Instructions for the task. Reproduce, without any changes, the lines below from the one containing "Patent image size: (994, 495)." through the end of the records.

Records supplied.
..........
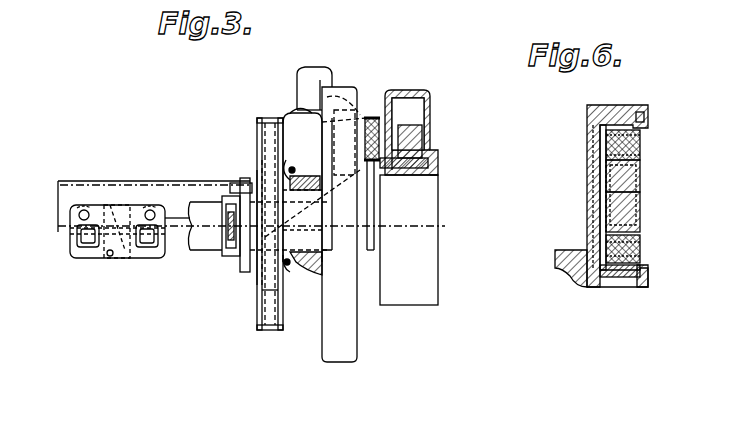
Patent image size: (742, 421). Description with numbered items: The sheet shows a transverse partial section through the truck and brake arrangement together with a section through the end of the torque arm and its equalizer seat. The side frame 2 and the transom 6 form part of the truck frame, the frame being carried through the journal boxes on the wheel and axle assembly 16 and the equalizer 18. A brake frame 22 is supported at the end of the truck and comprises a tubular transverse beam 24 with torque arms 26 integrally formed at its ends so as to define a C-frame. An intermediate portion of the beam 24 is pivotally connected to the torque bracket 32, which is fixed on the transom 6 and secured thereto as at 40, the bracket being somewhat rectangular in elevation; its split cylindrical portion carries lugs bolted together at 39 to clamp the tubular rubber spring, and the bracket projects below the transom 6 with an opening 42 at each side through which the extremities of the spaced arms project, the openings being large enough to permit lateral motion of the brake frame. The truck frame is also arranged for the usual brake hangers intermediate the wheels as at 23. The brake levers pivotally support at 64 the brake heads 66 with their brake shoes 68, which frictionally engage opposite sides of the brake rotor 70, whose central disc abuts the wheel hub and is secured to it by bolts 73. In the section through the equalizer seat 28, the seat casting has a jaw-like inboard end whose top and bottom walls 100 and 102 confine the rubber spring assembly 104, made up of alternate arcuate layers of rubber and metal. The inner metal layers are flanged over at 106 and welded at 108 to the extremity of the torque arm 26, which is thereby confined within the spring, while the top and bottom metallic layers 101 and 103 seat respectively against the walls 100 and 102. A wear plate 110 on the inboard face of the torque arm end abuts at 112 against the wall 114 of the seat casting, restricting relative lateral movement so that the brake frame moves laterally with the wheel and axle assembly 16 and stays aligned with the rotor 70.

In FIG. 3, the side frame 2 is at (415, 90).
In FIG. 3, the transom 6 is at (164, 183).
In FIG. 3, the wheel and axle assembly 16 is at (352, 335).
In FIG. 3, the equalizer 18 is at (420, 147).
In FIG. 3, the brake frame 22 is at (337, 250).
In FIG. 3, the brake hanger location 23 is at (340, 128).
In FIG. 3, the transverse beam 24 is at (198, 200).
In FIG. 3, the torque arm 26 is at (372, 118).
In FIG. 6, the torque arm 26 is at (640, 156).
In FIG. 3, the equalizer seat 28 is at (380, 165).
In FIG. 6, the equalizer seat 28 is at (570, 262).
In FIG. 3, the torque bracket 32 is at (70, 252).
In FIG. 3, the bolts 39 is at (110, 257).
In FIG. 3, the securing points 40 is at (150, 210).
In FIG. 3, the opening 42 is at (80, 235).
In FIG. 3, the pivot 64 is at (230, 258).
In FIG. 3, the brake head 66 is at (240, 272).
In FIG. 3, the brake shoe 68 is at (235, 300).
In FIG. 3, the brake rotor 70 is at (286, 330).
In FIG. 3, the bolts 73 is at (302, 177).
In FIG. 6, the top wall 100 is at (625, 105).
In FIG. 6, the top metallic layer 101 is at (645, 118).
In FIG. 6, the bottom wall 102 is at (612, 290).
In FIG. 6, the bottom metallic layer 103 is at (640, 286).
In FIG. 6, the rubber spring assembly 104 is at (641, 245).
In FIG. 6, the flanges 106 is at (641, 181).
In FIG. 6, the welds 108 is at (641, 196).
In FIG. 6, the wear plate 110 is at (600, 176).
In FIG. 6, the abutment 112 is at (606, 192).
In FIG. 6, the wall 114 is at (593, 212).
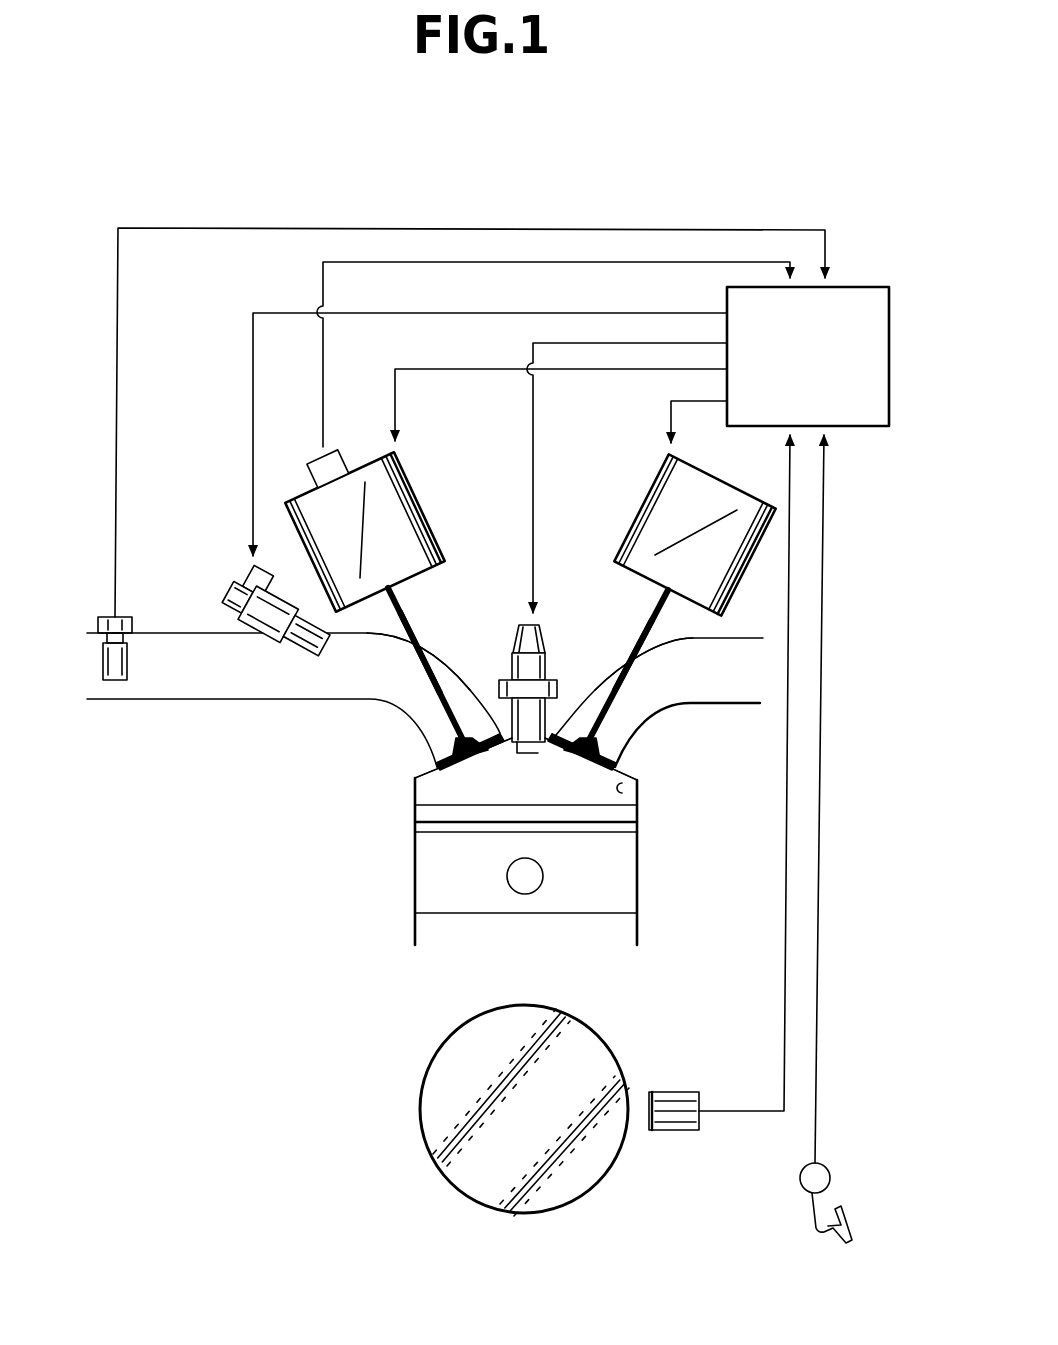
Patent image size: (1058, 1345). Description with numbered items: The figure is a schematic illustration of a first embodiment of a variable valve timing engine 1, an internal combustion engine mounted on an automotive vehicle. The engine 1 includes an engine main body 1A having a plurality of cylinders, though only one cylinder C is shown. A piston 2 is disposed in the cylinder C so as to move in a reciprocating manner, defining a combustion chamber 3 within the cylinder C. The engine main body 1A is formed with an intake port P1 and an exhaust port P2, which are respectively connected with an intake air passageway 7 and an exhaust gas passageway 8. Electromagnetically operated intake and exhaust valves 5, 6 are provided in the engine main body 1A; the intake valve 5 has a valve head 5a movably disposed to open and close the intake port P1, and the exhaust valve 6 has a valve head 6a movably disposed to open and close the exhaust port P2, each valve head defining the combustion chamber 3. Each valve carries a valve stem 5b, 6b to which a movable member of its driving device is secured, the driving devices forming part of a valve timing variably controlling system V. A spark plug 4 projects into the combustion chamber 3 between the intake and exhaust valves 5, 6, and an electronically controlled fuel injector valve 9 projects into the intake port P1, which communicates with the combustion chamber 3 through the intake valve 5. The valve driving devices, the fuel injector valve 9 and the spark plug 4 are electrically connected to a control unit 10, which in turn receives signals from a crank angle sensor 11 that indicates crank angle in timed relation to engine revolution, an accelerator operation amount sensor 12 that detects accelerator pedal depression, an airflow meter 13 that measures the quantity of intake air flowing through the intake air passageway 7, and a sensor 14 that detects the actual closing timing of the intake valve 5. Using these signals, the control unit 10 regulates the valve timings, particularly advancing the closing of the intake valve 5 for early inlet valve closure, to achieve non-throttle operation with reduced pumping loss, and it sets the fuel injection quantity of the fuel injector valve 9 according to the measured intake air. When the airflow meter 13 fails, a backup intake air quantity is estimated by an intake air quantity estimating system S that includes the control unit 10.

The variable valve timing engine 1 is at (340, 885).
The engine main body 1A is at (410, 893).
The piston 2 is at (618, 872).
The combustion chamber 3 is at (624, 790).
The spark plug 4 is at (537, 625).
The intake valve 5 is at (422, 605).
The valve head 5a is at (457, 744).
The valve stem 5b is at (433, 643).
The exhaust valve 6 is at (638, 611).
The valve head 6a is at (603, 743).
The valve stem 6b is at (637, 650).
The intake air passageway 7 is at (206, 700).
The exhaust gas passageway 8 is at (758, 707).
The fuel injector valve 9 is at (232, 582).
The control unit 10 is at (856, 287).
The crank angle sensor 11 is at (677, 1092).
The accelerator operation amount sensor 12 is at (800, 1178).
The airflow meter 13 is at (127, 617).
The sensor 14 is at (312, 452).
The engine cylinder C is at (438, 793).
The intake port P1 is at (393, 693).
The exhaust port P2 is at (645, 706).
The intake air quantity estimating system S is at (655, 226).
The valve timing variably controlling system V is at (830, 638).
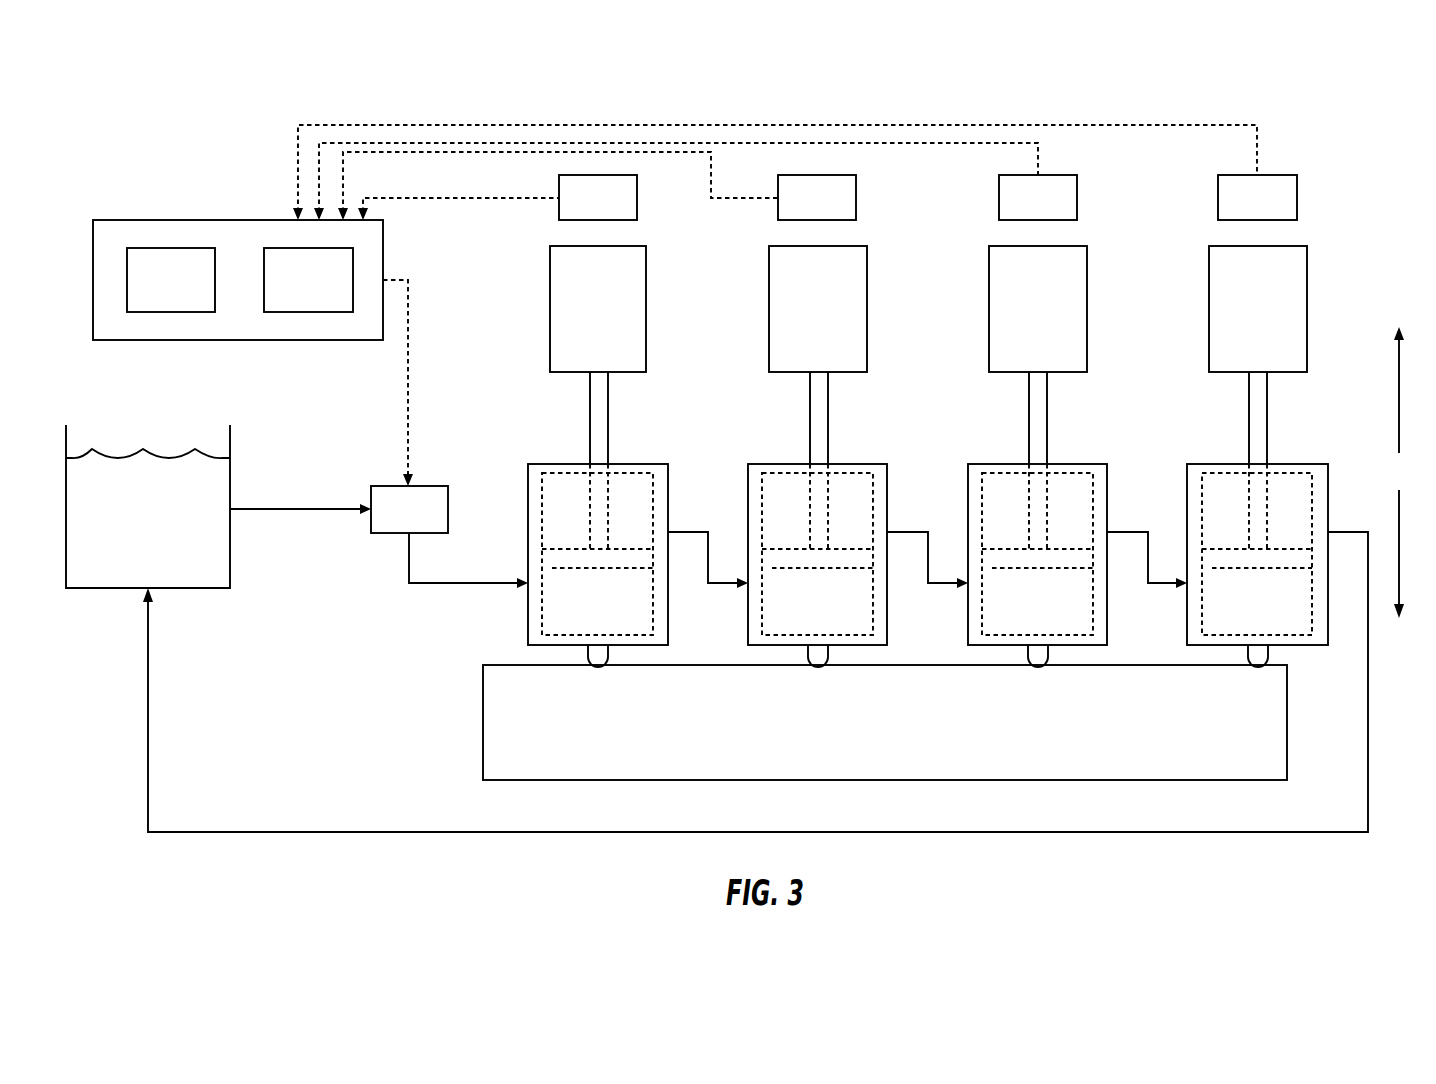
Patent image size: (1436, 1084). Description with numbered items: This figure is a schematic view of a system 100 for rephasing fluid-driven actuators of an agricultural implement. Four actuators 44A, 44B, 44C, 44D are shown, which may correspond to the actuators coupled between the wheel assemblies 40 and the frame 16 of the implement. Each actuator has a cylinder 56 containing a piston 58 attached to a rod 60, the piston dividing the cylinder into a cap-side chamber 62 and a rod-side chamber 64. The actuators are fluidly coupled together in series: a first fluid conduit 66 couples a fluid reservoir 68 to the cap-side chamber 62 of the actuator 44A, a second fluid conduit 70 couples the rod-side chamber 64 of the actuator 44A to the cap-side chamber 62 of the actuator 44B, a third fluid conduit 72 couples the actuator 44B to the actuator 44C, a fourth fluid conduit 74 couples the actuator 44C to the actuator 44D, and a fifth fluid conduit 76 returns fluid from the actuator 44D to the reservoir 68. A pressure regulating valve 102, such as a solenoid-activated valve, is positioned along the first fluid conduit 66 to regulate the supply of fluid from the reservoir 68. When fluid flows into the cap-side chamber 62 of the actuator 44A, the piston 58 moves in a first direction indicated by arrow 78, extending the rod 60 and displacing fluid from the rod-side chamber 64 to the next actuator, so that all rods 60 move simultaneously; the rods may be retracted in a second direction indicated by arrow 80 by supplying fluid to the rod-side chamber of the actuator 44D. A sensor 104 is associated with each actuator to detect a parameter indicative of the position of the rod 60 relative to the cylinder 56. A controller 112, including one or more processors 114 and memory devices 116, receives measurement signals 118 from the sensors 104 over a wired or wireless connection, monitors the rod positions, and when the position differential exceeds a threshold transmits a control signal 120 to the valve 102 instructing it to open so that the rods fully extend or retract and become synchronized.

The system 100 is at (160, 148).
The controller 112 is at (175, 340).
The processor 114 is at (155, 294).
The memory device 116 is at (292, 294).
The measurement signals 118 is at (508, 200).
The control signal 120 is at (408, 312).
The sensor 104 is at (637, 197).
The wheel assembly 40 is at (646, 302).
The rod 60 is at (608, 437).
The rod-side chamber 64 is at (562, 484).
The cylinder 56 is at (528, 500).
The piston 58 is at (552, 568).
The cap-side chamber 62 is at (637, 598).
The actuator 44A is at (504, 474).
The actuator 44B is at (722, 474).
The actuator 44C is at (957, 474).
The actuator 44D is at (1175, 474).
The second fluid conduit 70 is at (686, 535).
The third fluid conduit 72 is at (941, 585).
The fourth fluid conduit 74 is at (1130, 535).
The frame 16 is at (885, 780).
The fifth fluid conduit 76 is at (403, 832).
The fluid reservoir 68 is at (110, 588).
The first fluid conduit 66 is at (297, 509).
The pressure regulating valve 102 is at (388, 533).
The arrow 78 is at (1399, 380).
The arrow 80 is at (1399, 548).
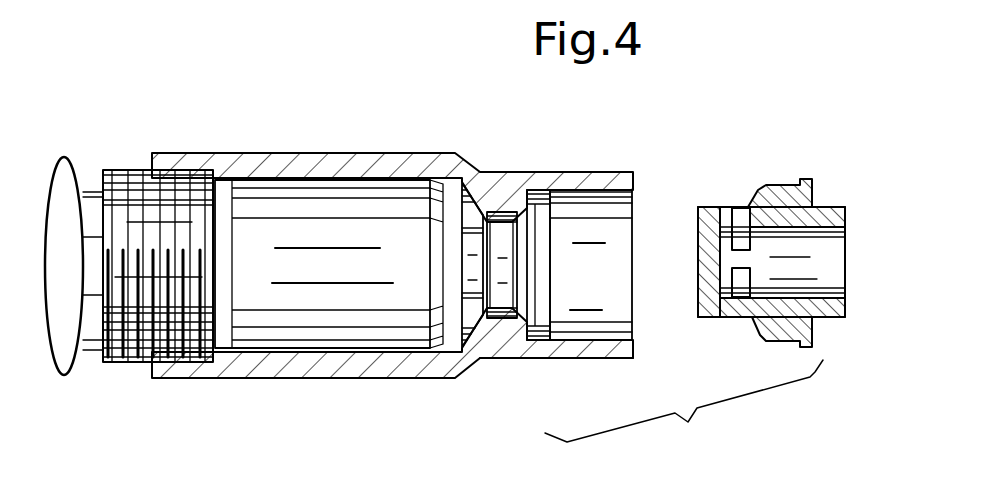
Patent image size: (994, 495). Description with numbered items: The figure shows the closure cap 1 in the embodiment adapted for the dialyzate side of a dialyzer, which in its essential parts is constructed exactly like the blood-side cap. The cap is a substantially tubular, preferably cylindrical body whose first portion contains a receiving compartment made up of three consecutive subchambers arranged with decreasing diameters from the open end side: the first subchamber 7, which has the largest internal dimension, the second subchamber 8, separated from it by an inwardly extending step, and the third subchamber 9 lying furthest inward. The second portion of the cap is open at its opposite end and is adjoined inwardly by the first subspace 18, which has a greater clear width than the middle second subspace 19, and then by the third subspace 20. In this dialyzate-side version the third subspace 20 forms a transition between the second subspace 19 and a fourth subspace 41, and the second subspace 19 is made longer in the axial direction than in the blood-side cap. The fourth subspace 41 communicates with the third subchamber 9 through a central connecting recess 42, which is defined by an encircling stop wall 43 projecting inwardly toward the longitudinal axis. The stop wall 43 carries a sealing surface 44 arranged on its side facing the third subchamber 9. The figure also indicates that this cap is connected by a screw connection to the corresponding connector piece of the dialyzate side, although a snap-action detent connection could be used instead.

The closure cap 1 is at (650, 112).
..........
Written response.
Patent image size: (994, 495). Description with numbered items: The figure shows the closure cap 1 in the embodiment adapted for the dialyzate side of a dialyzer, which in its essential parts is constructed exactly like the blood-side cap. The cap is a substantially tubular, preferably cylindrical body whose first portion contains a receiving compartment made up of three consecutive subchambers arranged with decreasing diameters from the open end side: the first subchamber 7, which has the largest internal dimension, the second subchamber 8, separated from it by an inwardly extending step, and the third subchamber 9 lying furthest inward. The second portion of the cap is open at its opposite end and is adjoined inwardly by the first subspace 18, which has a greater clear width than the middle second subspace 19, and then by the third subspace 20. In this dialyzate-side version the third subspace 20 forms a transition between the second subspace 19 and a fourth subspace 41, and the second subspace 19 is made longer in the axial direction than in the blood-side cap. The fourth subspace 41 communicates with the third subchamber 9 through a central connecting recess 42, which is defined by an encircling stop wall 43 projecting inwardly toward the longitudinal axis. The stop wall 43 carries a sealing surface 44 arranged on its side facing the third subchamber 9. The figure also indicates that this cap is connected by a screw connection to the corresponding connector piece of the dialyzate side, although a snap-action detent connection could be used instead.

The closure cap 1 is at (650, 112).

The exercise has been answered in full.